[START OF Material supplied]

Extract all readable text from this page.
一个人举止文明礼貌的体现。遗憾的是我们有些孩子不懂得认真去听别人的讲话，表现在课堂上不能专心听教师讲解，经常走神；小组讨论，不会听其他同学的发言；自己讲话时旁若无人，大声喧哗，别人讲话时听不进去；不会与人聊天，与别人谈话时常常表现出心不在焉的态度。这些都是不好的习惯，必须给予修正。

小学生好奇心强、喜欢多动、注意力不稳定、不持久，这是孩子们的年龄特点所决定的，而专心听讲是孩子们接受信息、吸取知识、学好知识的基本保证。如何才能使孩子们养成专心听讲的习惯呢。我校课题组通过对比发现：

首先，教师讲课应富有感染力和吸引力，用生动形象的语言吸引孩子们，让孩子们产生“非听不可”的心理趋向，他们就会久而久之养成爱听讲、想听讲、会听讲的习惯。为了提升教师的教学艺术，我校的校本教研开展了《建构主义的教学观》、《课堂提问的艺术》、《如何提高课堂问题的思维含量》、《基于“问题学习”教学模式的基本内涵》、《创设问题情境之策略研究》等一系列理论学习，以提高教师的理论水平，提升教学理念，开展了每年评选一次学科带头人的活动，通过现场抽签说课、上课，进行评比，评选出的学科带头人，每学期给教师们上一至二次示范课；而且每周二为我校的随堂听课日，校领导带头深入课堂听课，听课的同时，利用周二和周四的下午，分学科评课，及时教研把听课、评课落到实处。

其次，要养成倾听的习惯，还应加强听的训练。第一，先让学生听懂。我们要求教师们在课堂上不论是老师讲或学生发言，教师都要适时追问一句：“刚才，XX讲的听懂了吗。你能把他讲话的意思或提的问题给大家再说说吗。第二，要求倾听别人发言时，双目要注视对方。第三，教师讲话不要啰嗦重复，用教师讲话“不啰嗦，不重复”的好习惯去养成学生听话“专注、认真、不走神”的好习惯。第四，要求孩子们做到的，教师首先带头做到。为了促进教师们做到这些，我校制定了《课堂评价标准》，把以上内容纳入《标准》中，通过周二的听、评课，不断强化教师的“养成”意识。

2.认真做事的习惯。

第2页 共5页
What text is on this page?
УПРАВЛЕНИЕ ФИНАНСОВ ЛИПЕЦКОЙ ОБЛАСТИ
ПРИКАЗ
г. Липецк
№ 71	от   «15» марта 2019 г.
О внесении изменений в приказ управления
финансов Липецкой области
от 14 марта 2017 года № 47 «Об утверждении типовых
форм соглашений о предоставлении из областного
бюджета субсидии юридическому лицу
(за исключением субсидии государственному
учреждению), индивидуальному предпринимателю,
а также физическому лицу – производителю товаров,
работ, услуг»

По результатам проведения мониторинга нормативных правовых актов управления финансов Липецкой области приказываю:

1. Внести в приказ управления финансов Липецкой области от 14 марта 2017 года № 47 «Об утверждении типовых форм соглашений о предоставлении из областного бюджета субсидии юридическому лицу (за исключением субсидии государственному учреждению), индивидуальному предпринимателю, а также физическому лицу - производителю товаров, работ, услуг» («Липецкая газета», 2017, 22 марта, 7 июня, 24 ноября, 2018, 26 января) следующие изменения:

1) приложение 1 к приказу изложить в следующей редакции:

[END OF Material supplied]

Aim
Determine how many lines in the listing above hold the word "text", answering with the number only.

Response to the exercise
2